Aim: Retype all the records with nothing changed.

Given records:
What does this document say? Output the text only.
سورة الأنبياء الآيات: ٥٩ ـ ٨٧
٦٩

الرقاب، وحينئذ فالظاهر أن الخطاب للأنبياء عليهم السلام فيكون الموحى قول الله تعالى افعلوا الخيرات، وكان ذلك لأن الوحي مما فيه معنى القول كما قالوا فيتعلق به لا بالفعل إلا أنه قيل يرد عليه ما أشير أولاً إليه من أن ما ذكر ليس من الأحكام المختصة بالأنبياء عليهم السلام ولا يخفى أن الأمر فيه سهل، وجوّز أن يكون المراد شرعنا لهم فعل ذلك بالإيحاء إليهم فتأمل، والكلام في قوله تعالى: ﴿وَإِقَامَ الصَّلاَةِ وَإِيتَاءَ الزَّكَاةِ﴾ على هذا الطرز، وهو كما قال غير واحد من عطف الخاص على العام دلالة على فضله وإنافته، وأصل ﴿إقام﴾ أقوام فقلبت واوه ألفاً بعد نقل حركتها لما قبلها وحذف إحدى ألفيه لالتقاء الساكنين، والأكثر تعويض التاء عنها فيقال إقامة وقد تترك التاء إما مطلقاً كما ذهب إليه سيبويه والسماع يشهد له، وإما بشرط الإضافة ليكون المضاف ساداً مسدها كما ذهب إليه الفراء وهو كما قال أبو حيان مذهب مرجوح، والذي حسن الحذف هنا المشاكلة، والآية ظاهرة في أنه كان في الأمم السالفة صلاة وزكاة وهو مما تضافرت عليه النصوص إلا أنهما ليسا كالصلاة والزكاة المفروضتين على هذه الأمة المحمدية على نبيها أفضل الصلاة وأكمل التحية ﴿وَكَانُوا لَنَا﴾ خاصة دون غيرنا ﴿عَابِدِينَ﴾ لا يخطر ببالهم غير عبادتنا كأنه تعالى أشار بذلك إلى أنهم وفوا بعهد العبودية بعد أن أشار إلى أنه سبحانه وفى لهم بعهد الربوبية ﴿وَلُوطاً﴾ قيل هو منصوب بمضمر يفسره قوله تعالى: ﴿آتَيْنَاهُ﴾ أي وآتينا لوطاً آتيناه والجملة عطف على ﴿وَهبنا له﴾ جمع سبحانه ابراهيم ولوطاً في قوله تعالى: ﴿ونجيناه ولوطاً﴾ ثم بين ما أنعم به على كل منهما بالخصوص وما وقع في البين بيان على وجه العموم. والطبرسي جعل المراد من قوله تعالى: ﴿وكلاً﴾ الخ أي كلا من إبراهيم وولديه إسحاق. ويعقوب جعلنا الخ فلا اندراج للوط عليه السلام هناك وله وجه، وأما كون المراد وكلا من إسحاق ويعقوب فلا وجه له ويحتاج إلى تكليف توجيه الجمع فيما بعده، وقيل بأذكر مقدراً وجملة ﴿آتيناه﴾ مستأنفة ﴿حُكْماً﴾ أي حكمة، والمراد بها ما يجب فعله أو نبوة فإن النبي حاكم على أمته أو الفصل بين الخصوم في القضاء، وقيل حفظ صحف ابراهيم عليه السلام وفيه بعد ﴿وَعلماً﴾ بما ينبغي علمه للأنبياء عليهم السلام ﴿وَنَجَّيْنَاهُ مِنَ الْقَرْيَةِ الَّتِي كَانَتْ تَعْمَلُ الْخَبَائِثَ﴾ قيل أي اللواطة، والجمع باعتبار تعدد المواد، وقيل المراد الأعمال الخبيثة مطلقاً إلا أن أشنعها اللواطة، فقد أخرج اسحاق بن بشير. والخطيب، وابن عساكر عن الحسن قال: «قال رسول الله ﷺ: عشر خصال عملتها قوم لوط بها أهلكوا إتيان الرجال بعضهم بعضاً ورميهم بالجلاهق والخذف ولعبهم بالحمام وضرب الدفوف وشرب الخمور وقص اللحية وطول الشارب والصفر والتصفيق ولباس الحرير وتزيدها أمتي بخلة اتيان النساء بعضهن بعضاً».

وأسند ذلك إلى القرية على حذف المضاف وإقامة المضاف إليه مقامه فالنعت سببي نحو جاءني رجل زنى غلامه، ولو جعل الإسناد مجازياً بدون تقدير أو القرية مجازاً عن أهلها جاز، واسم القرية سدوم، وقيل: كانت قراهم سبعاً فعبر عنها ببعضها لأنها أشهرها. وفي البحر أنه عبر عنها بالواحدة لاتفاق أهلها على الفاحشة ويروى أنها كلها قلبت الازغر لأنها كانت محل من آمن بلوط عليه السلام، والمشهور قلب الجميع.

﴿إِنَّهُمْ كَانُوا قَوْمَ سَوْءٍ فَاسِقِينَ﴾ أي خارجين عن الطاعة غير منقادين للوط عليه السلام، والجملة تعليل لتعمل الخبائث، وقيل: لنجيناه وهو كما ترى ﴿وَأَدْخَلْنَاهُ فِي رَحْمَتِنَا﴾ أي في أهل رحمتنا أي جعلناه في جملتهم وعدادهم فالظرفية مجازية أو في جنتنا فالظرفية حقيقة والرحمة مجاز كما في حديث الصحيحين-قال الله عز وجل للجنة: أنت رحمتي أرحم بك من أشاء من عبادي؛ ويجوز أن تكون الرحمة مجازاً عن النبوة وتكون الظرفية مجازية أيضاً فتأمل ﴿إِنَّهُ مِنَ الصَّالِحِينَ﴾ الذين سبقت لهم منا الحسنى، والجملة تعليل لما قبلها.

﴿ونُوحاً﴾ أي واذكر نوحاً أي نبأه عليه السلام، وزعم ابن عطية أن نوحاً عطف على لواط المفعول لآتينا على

The solution:
What does this document say? Output the text only.
سورة الأنبياء الآيات: ٥٩ ـ ٨٧
٦٩

الرقاب، وحينئذ فالظاهر أن الخطاب للأنبياء عليهم السلام فيكون الموحى قول الله تعالى افعلوا الخيرات، وكان ذلك لأن الوحي مما فيه معنى القول كما قالوا فيتعلق به لا بالفعل إلا أنه قيل يرد عليه ما أشير أولاً إليه من أن ما ذكر ليس من الأحكام المختصة بالأنبياء عليهم السلام ولا يخفى أن الأمر فيه سهل، وجوّز أن يكون المراد شرعنا لهم فعل ذلك بالإيحاء إليهم فتأمل، والكلام في قوله تعالى: ﴿وَإِقَامَ الصَّلاَةِ وَإِيتَاءَ الزَّكَاةِ﴾ على هذا الطرز، وهو كما قال غير واحد من عطف الخاص على العام دلالة على فضله وإنافته، وأصل ﴿إقام﴾ أقوام فقلبت واوه ألفاً بعد نقل حركتها لما قبلها وحذف إحدى ألفيه لالتقاء الساكنين، والأكثر تعويض التاء عنها فيقال إقامة وقد تترك التاء إما مطلقاً كما ذهب إليه سيبويه والسماع يشهد له، وإما بشرط الإضافة ليكون المضاف ساداً مسدها كما ذهب إليه الفراء وهو كما قال أبو حيان مذهب مرجوح، والذي حسن الحذف هنا المشاكلة، والآية ظاهرة في أنه كان في الأمم السالفة صلاة وزكاة وهو مما تضافرت عليه النصوص إلا أنهما ليسا كالصلاة والزكاة المفروضتين على هذه الأمة المحمدية على نبيها أفضل الصلاة وأكمل التحية ﴿وَكَانُوا لَنَا﴾ خاصة دون غيرنا ﴿عَابِدِينَ﴾ لا يخطر ببالهم غير عبادتنا كأنه تعالى أشار بذلك إلى أنهم وفوا بعهد العبودية بعد أن أشار إلى أنه سبحانه وفى لهم بعهد الربوبية ﴿وَلُوطاً﴾ قيل هو منصوب بمضمر يفسره قوله تعالى: ﴿آتَيْنَاهُ﴾ أي وآتينا لوطاً آتيناه والجملة عطف على ﴿وَهبنا له﴾ جمع سبحانه ابراهيم ولوطاً في قوله تعالى: ﴿ونجيناه ولوطاً﴾ ثم بين ما أنعم به على كل منهما بالخصوص وما وقع في البين بيان على وجه العموم. والطبرسي جعل المراد من قوله تعالى: ﴿وكلاً﴾ الخ أي كلا من إبراهيم وولديه إسحاق. ويعقوب جعلنا الخ فلا اندراج للوط عليه السلام هناك وله وجه، وأما كون المراد وكلا من إسحاق ويعقوب فلا وجه له ويحتاج إلى تكليف توجيه الجمع فيما بعده، وقيل بأذكر مقدراً وجملة ﴿آتيناه﴾ مستأنفة ﴿حُكْماً﴾ أي حكمة، والمراد بها ما يجب فعله أو نبوة فإن النبي حاكم على أمته أو الفصل بين الخصوم في القضاء، وقيل حفظ صحف ابراهيم عليه السلام وفيه بعد ﴿وَعلماً﴾ بما ينبغي علمه للأنبياء عليهم السلام ﴿وَنَجَّيْنَاهُ مِنَ الْقَرْيَةِ الَّتِي كَانَتْ تَعْمَلُ الْخَبَائِثَ﴾ قيل أي اللواطة، والجمع باعتبار تعدد المواد، وقيل المراد الأعمال الخبيثة مطلقاً إلا أن أشنعها اللواطة، فقد أخرج اسحاق بن بشير. والخطيب، وابن عساكر عن الحسن قال: «قال رسول الله ﷺ: عشر خصال عملتها قوم لوط بها أهلكوا إتيان الرجال بعضهم بعضاً ورميهم بالجلاهق والخذف ولعبهم بالحمام وضرب الدفوف وشرب الخمور وقص اللحية وطول الشارب والصفر والتصفيق ولباس الحرير وتزيدها أمتي بخلة اتيان النساء بعضهن بعضاً».

وأسند ذلك إلى القرية على حذف المضاف وإقامة المضاف إليه مقامه فالنعت سببي نحو جاءني رجل زنى غلامه، ولو جعل الإسناد مجازياً بدون تقدير أو القرية مجازاً عن أهلها جاز، واسم القرية سدوم، وقيل: كانت قراهم سبعاً فعبر عنها ببعضها لأنها أشهرها. وفي البحر أنه عبر عنها بالواحدة لاتفاق أهلها على الفاحشة ويروى أنها كلها قلبت الازغر لأنها كانت محل من آمن بلوط عليه السلام، والمشهور قلب الجميع.

﴿إِنَّهُمْ كَانُوا قَوْمَ سَوْءٍ فَاسِقِينَ﴾ أي خارجين عن الطاعة غير منقادين للوط عليه السلام، والجملة تعليل لتعمل الخبائث، وقيل: لنجيناه وهو كما ترى ﴿وَأَدْخَلْنَاهُ فِي رَحْمَتِنَا﴾ أي في أهل رحمتنا أي جعلناه في جملتهم وعدادهم فالظرفية مجازية أو في جنتنا فالظرفية حقيقة والرحمة مجاز كما في حديث الصحيحين-قال الله عز وجل للجنة: أنت رحمتي أرحم بك من أشاء من عبادي؛ ويجوز أن تكون الرحمة مجازاً عن النبوة وتكون الظرفية مجازية أيضاً فتأمل ﴿إِنَّهُ مِنَ الصَّالِحِينَ﴾ الذين سبقت لهم منا الحسنى، والجملة تعليل لما قبلها.

﴿ونُوحاً﴾ أي واذكر نوحاً أي نبأه عليه السلام، وزعم ابن عطية أن نوحاً عطف على لواط المفعول لآتينا على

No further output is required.